PROBLEM DETAILS: Return the material word for word. Do not include the pictures.

──────── RECORDS FOR PROCESSING

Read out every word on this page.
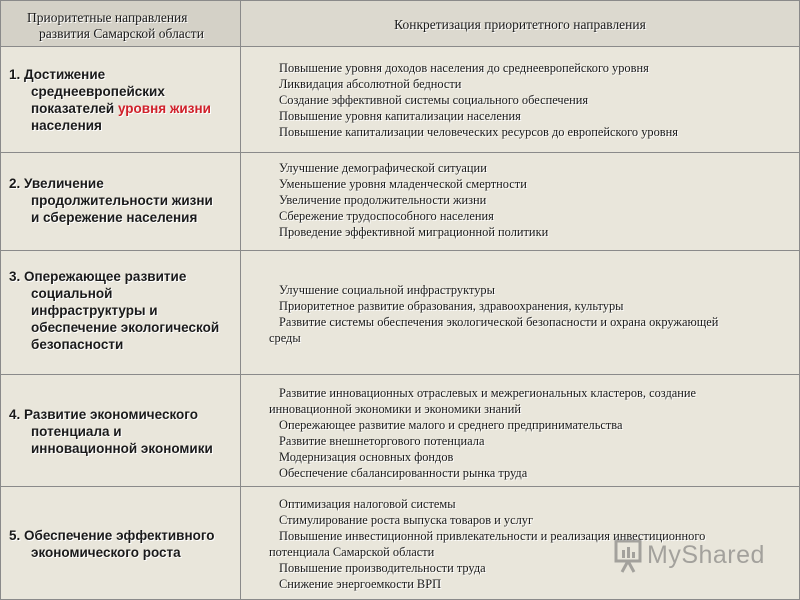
Приоритетные направления
развития Самарской области
Конкретизация приоритетного направления
1. Достижение
среднеевропейских
показателей уровня жизни
населения
Повышение уровня доходов населения до среднеевропейского уровня
Ликвидация абсолютной бедности
Создание эффективной системы социального обеспечения
Повышение уровня капитализации населения
Повышение капитализации человеческих ресурсов до европейского уровня
2. Увеличение
продолжительности жизни
и сбережение населения
Улучшение демографической ситуации
Уменьшение уровня младенческой смертности
Увеличение продолжительности жизни
Сбережение трудоспособного населения
Проведение эффективной миграционной политики
3. Опережающее развитие
социальной
инфраструктуры и
обеспечение экологической
безопасности
Улучшение социальной инфраструктуры
Приоритетное развитие образования, здравоохранения, культуры
Развитие системы обеспечения экологической безопасности и охрана окружающей
среды
4. Развитие экономического
потенциала и
инновационной экономики
Развитие инновационных отраслевых и межрегиональных кластеров, создание
инновационной экономики и экономики знаний
Опережающее развитие малого и среднего предпринимательства
Развитие внешнеторгового потенциала
Модернизация основных фондов
Обеспечение сбалансированности рынка труда
5. Обеспечение эффективного
экономического роста
Оптимизация налоговой системы
Стимулирование роста выпуска товаров и услуг
Повышение инвестиционной привлекательности и реализация инвестиционного
потенциала Самарской области
Повышение производительности труда
Снижение энергоемкости ВРП
MyShared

────────────────

EXPECTED ANSWER:
Read out every word on this page.
Приоритетные направления
развития Самарской области
Конкретизация приоритетного направления
1. Достижение
среднеевропейских
показателей уровня жизни
населения
Повышение уровня доходов населения до среднеевропейского уровня
Ликвидация абсолютной бедности
Создание эффективной системы социального обеспечения
Повышение уровня капитализации населения
Повышение капитализации человеческих ресурсов до европейского уровня
2. Увеличение
продолжительности жизни
и сбережение населения
Улучшение демографической ситуации
Уменьшение уровня младенческой смертности
Увеличение продолжительности жизни
Сбережение трудоспособного населения
Проведение эффективной миграционной политики
3. Опережающее развитие
социальной
инфраструктуры и
обеспечение экологической
безопасности
Улучшение социальной инфраструктуры
Приоритетное развитие образования, здравоохранения, культуры
Развитие системы обеспечения экологической безопасности и охрана окружающей
среды
4. Развитие экономического
потенциала и
инновационной экономики
Развитие инновационных отраслевых и межрегиональных кластеров, создание
инновационной экономики и экономики знаний
Опережающее развитие малого и среднего предпринимательства
Развитие внешнеторгового потенциала
Модернизация основных фондов
Обеспечение сбалансированности рынка труда
5. Обеспечение эффективного
экономического роста
Оптимизация налоговой системы
Стимулирование роста выпуска товаров и услуг
Повышение инвестиционной привлекательности и реализация инвестиционного
потенциала Самарской области
Повышение производительности труда
Снижение энергоемкости ВРП
MyShared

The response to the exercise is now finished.